Exercise goal:
In the records below, pick out all lines containing the word "единовременного".
_ _ _ _ _ _ _
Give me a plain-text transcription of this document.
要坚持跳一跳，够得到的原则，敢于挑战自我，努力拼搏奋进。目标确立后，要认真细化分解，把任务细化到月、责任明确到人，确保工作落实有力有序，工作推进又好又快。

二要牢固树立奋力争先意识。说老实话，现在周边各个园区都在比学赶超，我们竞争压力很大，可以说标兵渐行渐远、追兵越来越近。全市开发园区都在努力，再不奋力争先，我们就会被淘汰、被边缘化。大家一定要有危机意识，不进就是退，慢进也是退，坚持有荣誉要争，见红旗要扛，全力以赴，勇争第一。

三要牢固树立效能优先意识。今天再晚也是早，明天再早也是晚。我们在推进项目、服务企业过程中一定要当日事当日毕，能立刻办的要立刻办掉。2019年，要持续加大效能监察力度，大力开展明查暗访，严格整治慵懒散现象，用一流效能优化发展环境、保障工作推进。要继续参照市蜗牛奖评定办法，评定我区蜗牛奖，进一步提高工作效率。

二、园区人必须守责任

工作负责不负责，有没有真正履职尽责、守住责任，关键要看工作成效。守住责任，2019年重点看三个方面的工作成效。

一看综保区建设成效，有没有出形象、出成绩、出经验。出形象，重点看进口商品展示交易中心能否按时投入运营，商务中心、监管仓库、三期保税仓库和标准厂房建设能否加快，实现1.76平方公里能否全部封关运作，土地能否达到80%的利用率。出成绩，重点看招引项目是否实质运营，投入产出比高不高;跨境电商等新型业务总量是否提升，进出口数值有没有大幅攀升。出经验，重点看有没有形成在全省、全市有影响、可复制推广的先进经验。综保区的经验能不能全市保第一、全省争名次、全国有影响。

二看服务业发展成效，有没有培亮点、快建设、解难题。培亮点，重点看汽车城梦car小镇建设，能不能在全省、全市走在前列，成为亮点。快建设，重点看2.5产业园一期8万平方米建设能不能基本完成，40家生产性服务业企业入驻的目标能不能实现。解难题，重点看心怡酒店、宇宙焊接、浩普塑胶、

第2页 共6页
_ _ _ _ _ _ _
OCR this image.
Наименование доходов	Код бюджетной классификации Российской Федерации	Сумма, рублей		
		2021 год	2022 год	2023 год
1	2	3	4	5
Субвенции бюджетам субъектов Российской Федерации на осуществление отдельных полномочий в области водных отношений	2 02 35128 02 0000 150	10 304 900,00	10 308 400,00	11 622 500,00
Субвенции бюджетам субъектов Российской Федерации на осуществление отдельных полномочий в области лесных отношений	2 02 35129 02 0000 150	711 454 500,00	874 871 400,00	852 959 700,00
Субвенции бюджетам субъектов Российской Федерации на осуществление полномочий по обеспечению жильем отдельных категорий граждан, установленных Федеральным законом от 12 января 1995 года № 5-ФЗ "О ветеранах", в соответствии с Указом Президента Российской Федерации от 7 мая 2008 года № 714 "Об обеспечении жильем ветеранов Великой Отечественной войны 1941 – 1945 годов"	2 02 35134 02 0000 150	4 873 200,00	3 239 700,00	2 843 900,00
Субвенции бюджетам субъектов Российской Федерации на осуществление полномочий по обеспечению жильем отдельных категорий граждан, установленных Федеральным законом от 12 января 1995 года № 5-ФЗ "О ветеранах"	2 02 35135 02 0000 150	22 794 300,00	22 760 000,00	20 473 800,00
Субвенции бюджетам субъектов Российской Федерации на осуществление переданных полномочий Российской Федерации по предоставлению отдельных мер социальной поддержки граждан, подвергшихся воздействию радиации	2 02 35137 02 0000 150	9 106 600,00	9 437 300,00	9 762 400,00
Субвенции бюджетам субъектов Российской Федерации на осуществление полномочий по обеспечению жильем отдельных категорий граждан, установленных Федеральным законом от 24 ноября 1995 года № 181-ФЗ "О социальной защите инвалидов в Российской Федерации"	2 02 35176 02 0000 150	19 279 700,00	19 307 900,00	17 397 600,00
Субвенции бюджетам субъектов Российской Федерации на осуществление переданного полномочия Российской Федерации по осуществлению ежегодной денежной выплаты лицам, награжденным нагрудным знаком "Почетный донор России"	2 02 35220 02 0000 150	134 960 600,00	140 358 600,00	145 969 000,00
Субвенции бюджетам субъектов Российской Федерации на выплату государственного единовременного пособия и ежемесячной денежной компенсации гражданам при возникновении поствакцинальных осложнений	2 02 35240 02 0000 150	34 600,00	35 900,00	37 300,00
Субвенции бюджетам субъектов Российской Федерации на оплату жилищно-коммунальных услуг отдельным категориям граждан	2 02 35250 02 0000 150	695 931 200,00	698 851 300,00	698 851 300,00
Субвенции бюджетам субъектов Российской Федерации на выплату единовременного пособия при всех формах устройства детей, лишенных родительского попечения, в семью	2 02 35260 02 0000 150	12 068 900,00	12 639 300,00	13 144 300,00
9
_ _ _ _ _ _ _
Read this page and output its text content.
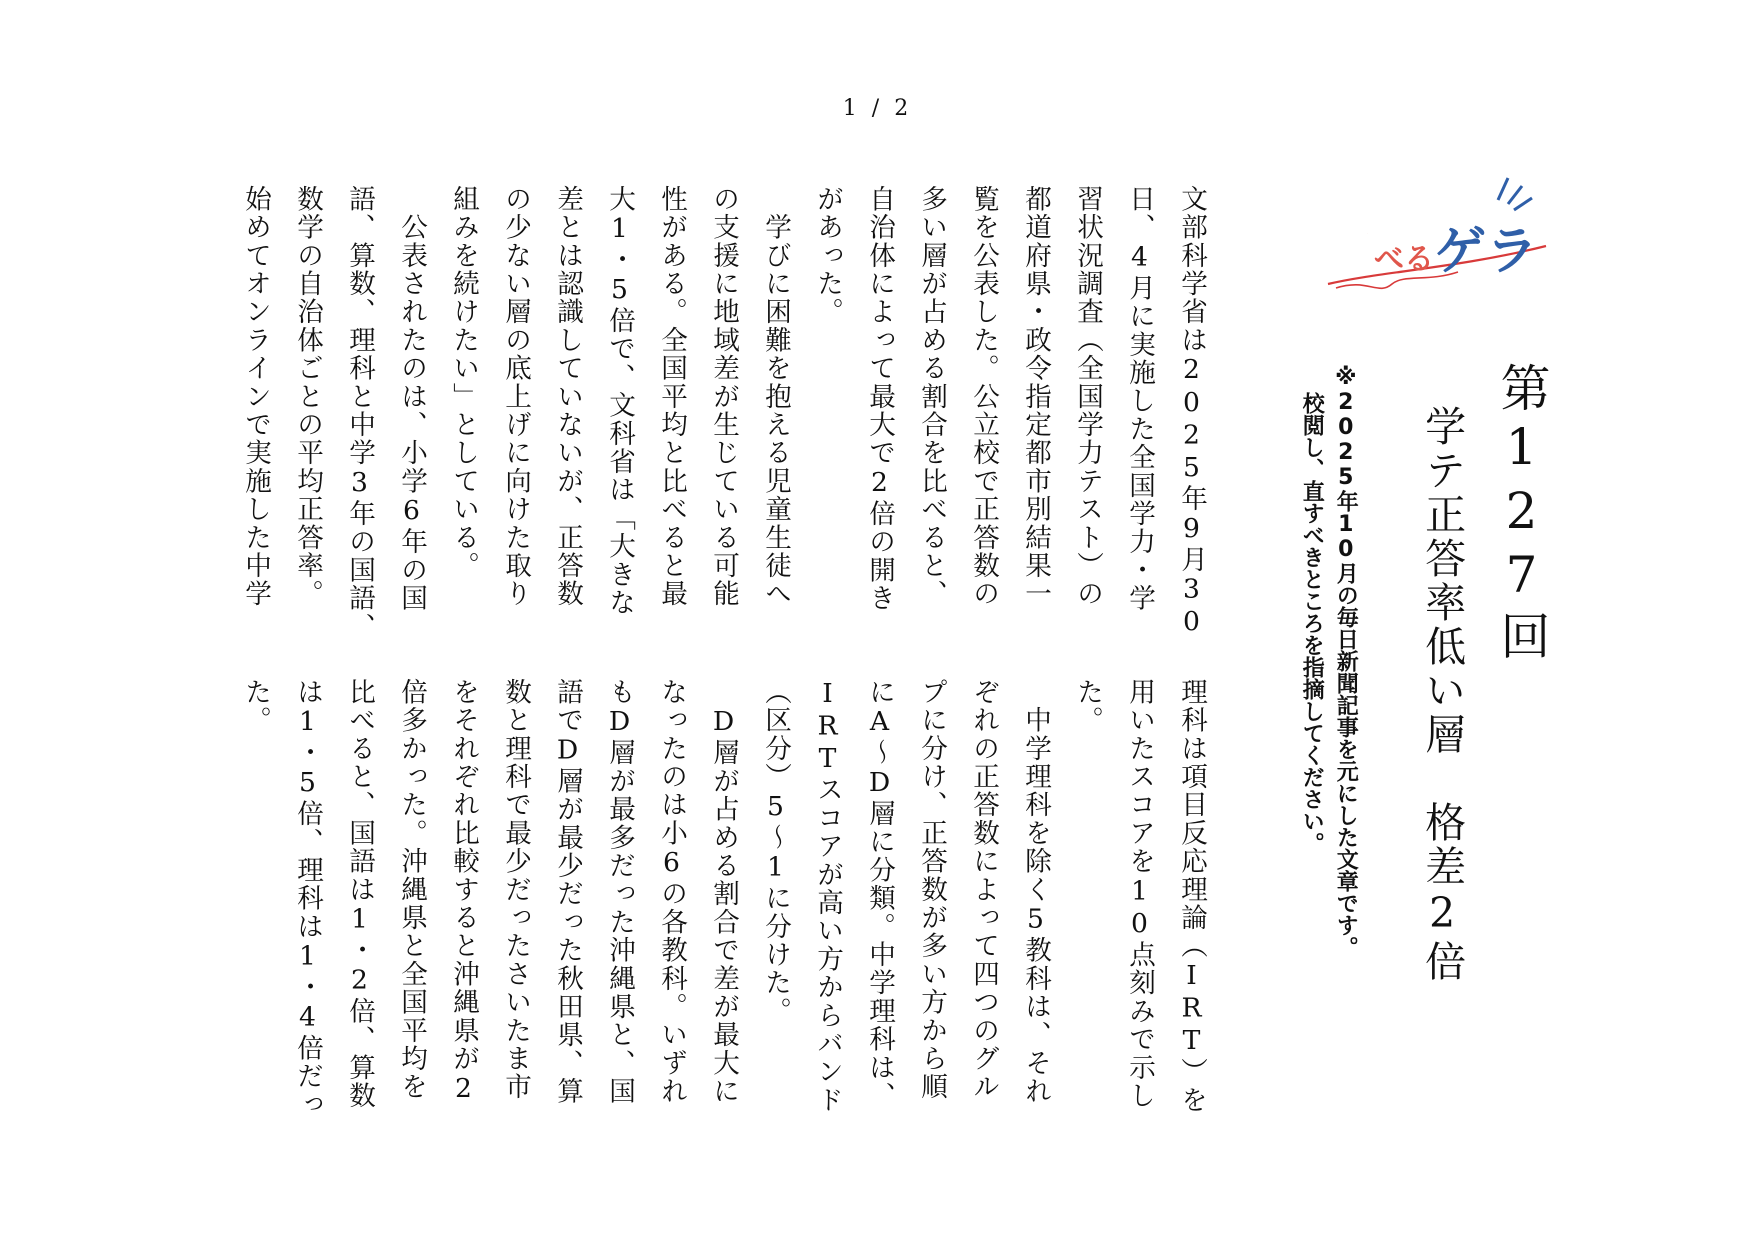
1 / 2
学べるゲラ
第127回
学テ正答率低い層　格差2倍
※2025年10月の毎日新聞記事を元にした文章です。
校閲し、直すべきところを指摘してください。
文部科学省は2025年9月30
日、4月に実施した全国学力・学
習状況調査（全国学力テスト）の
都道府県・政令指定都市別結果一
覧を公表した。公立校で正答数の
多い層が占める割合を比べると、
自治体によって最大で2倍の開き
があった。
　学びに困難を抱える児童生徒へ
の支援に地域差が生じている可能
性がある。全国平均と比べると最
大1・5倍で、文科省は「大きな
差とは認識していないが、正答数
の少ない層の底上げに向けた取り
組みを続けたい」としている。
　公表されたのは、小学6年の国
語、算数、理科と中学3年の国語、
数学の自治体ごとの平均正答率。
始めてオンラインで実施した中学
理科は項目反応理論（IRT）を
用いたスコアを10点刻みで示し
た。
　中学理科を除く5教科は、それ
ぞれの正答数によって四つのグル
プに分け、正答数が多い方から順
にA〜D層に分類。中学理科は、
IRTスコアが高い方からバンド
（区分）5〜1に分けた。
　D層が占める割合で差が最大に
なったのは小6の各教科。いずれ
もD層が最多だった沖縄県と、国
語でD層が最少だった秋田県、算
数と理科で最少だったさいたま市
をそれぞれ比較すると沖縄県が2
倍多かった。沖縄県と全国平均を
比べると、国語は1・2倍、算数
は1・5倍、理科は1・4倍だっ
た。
_ _ _ _ _ _ _
Finished answer:
Субвенции бюджетам субъектов Российской Федерации на выплату государственного единовременного пособия и ежемесячной денежной компенсации гражданам при возникновении поствакцинальных осложнений	2 02 35240 02 0000 150	34 600,00	35 900,00	37 300,00
Субвенции бюджетам субъектов Российской Федерации на выплату единовременного пособия при всех формах устройства детей, лишенных родительского попечения, в семью	2 02 35260 02 0000 150	12 068 900,00	12 639 300,00	13 144 300,00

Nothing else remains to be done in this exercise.